> Stored records
==========

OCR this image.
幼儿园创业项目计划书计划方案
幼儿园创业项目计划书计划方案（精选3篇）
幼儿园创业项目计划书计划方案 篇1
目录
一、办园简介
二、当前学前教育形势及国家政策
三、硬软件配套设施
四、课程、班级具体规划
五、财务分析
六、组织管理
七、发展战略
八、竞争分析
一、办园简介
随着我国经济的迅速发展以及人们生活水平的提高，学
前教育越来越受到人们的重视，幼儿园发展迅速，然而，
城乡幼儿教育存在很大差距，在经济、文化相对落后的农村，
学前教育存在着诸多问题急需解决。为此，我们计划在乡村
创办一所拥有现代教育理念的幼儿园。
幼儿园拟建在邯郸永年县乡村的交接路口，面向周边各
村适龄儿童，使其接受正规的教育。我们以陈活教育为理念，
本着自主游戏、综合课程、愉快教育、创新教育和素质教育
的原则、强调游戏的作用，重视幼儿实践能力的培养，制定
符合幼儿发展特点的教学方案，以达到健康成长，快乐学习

==========

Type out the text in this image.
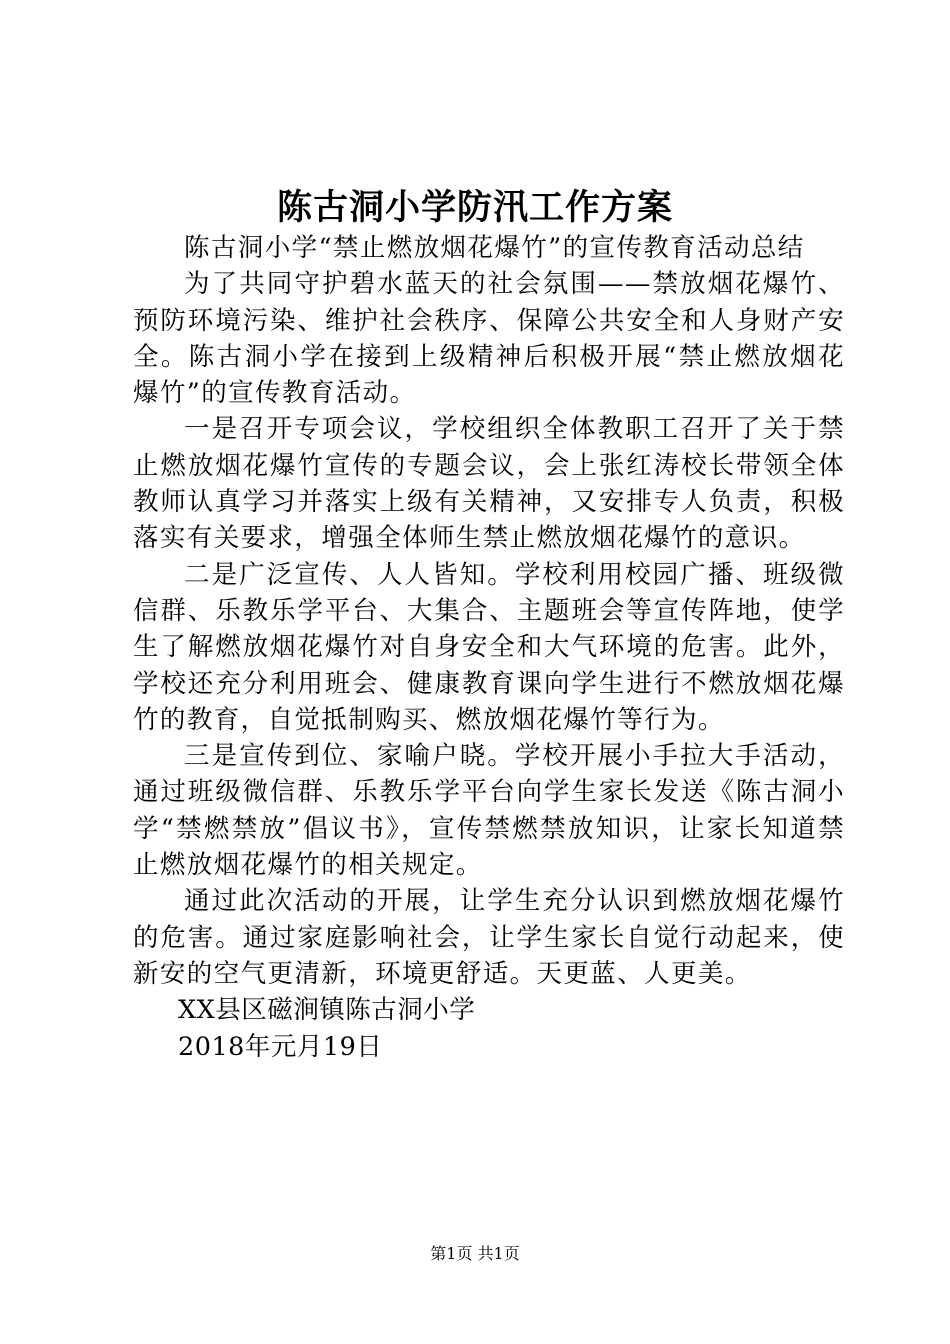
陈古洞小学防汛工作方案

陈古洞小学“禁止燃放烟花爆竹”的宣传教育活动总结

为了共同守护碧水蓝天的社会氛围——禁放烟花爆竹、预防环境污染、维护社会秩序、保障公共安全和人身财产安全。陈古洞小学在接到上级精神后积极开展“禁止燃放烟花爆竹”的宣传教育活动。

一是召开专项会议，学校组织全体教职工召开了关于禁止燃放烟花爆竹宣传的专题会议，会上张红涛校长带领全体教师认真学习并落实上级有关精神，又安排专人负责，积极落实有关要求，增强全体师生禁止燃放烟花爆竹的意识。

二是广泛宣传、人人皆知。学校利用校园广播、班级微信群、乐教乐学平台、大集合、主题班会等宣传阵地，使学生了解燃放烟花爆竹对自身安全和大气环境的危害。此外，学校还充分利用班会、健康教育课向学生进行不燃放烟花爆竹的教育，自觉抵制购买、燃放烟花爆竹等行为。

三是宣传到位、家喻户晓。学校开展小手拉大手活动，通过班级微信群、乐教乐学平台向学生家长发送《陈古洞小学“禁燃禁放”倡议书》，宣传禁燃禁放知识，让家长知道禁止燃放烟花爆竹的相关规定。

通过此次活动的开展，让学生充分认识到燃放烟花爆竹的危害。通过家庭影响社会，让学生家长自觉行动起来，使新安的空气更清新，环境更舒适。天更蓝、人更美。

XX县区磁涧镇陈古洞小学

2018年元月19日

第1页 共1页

==========

> TASK
Of the lines in this listing, how many contain "image"? Reply with the number and nothing more.

> WORKED ANSWER
2